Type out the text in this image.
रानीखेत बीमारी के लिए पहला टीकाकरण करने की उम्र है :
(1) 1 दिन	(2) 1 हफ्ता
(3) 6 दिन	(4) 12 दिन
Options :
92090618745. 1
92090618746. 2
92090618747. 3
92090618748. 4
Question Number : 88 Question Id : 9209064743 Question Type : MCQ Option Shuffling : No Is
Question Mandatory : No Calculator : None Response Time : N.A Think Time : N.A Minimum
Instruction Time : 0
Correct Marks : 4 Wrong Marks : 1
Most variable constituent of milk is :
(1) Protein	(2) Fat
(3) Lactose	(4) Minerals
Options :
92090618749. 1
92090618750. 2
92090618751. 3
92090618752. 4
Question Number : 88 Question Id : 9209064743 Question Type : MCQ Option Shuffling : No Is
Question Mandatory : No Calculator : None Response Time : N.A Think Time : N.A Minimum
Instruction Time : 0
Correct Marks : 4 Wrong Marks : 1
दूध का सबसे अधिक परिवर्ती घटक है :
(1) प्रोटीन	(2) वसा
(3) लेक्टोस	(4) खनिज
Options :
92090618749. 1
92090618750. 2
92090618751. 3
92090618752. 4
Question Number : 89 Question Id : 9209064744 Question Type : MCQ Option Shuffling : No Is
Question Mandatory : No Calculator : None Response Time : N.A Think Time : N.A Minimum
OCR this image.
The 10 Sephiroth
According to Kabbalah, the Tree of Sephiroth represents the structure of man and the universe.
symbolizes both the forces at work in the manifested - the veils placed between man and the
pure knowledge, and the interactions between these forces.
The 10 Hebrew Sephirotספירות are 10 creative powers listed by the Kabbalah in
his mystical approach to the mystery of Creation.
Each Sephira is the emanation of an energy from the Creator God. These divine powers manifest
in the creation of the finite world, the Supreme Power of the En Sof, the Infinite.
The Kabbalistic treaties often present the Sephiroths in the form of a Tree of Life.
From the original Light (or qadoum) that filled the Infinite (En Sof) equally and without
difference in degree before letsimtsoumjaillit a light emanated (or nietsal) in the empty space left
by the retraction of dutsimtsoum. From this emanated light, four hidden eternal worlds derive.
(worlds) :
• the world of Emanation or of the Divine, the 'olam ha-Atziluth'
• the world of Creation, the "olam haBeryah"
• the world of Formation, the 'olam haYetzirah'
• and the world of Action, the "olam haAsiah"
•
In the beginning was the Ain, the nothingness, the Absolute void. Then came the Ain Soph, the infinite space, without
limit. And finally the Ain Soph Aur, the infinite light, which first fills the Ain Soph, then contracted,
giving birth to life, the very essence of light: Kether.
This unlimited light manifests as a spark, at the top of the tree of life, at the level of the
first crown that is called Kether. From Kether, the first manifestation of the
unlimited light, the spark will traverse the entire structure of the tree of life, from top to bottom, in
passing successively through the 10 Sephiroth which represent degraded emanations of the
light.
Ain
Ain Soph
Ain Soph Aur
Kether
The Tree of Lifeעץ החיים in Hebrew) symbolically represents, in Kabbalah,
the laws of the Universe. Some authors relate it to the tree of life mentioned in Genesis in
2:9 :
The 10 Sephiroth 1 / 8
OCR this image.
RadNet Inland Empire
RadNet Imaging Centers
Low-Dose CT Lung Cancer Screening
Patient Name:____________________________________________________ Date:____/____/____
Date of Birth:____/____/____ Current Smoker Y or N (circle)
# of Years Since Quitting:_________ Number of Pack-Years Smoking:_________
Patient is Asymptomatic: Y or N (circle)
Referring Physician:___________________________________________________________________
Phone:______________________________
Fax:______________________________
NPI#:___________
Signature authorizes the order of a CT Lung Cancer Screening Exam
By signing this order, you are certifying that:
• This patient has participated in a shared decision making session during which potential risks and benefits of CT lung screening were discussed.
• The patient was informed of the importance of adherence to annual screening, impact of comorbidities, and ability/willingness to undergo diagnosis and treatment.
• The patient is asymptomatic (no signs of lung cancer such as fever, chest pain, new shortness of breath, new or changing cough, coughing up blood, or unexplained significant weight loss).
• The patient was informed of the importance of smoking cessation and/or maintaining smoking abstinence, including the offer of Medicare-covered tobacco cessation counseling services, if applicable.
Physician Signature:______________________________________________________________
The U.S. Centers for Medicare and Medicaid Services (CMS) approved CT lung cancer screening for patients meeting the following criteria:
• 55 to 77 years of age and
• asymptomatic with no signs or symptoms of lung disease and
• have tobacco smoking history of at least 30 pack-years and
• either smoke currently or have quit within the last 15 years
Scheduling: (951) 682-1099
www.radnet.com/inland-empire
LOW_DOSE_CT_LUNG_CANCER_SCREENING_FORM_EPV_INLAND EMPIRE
---+---
• INSTRUCTIONS TO FOLLOW:
The lines you need are those with the word "Centers"; list them from the entries.

• SOLUTION BELOW:
RadNet Imaging Centers
The U.S. Centers for Medicare and Medicaid Services (CMS) approved CT lung cancer screening for patients meeting the following criteria:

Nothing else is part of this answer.